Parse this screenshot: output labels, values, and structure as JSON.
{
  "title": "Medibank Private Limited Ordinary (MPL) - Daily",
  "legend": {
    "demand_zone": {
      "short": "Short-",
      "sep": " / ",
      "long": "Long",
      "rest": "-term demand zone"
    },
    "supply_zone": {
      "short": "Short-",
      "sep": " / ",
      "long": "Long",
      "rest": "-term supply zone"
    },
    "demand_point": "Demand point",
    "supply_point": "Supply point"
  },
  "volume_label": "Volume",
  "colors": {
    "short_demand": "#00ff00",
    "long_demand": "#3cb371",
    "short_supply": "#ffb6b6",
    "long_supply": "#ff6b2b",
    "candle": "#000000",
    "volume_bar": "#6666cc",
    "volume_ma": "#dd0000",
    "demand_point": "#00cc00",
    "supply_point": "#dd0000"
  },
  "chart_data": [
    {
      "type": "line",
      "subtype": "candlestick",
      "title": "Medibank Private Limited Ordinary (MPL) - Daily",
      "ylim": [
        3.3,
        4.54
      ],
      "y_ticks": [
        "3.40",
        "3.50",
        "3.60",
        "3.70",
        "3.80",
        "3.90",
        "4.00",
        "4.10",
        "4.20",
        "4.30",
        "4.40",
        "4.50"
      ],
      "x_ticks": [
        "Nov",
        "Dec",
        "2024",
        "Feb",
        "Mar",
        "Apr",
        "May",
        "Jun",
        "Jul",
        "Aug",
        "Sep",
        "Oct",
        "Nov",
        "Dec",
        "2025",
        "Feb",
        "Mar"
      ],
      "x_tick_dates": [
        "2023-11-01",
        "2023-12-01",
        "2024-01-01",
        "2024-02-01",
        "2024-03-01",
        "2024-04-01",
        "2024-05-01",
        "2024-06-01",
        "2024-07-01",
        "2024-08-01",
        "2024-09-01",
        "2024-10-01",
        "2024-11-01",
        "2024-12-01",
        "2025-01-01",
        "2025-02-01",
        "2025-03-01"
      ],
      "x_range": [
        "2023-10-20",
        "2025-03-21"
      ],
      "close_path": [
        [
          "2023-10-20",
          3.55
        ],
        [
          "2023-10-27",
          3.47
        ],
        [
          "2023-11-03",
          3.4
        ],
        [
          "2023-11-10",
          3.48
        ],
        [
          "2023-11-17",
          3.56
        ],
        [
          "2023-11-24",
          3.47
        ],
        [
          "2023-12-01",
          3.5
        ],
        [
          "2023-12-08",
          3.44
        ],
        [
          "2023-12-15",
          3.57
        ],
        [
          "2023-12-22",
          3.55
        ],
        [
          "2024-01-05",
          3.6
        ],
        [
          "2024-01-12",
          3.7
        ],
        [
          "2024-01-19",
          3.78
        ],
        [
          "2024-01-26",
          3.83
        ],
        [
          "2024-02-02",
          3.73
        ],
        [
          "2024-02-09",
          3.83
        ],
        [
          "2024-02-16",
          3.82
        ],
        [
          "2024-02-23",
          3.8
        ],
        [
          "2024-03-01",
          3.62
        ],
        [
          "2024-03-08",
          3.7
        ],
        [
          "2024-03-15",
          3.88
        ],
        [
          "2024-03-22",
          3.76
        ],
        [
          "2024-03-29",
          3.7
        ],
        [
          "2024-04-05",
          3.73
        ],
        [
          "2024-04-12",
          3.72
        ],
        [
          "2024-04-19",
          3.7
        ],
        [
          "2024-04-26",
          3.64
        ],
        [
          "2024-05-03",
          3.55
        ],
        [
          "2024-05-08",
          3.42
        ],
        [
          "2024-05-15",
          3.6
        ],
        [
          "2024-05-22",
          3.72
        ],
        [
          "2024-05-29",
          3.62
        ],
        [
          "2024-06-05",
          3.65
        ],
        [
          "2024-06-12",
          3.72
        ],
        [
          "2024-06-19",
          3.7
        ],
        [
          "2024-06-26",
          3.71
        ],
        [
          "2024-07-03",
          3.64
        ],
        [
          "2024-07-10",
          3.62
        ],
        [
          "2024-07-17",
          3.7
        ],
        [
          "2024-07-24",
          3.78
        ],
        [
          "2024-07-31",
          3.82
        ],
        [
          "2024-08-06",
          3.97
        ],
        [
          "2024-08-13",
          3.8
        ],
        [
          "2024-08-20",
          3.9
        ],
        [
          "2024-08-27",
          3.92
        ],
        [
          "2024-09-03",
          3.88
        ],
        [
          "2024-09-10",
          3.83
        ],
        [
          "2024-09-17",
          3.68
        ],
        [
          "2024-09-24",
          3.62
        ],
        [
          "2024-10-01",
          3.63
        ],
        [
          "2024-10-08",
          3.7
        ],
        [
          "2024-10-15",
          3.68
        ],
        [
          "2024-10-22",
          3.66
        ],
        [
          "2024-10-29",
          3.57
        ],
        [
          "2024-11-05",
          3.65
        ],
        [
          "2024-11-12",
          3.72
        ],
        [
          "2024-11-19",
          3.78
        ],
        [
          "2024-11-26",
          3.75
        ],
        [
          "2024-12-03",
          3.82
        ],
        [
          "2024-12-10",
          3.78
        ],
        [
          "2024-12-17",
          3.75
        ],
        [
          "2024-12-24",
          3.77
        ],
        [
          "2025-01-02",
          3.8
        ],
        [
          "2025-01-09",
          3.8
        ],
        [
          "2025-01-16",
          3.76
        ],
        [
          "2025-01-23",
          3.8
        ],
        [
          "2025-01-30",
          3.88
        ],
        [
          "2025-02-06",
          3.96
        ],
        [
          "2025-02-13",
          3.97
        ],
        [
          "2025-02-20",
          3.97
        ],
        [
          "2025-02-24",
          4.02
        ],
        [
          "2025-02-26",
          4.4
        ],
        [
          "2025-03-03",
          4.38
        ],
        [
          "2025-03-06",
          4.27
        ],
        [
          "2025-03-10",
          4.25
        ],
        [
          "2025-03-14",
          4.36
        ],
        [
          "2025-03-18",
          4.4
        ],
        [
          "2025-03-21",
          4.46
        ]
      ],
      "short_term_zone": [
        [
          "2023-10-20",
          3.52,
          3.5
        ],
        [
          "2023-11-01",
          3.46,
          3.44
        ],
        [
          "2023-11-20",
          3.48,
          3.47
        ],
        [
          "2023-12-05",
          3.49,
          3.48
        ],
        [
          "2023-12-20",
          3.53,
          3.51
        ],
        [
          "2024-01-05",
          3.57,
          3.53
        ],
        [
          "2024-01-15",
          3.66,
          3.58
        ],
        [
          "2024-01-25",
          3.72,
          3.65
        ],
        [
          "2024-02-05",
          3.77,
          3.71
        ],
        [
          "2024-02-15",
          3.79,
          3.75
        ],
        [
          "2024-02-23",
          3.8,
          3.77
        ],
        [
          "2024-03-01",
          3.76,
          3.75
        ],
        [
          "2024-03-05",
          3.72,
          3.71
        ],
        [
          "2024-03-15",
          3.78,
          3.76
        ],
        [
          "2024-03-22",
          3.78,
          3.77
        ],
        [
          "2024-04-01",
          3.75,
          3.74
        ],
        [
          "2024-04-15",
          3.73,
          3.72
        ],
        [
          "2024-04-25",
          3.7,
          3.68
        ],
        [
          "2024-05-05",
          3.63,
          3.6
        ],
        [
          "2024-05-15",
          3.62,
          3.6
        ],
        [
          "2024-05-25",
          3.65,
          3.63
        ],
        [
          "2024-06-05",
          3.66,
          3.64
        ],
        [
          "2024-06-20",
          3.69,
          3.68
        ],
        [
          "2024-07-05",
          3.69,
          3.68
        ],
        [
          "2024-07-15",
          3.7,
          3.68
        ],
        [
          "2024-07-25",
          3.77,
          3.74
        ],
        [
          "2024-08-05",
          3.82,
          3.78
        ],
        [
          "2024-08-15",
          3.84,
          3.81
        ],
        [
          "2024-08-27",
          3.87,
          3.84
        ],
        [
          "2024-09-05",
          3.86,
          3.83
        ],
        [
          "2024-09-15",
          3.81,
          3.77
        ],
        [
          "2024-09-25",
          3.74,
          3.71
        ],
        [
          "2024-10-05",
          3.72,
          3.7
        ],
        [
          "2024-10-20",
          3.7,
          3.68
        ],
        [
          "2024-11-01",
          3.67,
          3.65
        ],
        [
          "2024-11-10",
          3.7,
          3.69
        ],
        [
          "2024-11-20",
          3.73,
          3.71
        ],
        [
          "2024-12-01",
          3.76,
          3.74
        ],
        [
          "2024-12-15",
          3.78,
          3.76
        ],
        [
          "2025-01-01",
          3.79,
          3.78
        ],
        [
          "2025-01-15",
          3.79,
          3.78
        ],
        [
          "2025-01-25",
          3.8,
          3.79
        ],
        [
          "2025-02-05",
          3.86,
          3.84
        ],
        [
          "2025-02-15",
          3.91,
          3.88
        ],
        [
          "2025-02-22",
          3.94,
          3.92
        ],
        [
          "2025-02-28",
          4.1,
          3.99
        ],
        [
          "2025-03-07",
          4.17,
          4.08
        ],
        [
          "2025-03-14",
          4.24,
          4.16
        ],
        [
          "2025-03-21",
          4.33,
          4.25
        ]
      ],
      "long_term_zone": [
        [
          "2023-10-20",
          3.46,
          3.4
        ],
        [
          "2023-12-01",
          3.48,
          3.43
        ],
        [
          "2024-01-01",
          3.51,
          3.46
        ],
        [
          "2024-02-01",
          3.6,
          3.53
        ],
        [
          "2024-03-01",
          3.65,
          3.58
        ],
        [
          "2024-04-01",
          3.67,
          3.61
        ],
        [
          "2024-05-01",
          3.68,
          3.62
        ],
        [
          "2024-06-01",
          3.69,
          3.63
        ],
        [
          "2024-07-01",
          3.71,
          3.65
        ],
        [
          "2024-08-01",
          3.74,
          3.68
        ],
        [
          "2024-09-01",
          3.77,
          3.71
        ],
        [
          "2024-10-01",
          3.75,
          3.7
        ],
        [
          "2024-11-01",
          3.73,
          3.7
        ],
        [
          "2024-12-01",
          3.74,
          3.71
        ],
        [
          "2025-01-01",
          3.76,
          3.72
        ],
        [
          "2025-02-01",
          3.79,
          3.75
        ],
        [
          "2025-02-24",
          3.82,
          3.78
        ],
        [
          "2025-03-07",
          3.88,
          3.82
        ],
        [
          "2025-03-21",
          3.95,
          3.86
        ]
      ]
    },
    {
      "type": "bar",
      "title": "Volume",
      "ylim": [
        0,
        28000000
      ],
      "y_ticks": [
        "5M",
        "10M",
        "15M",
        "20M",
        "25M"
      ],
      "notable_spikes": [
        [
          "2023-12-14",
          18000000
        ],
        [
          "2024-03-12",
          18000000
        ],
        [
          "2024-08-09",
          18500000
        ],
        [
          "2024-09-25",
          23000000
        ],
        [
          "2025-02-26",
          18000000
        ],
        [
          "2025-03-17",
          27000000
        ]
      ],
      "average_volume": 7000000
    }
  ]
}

Short problem ::
In the records above, find each line that holds the word "Private"; copy all such lines.

In response ::
  "title": "Medibank Private Limited Ordinary (MPL) - Daily",
      "title": "Medibank Private Limited Ordinary (MPL) - Daily",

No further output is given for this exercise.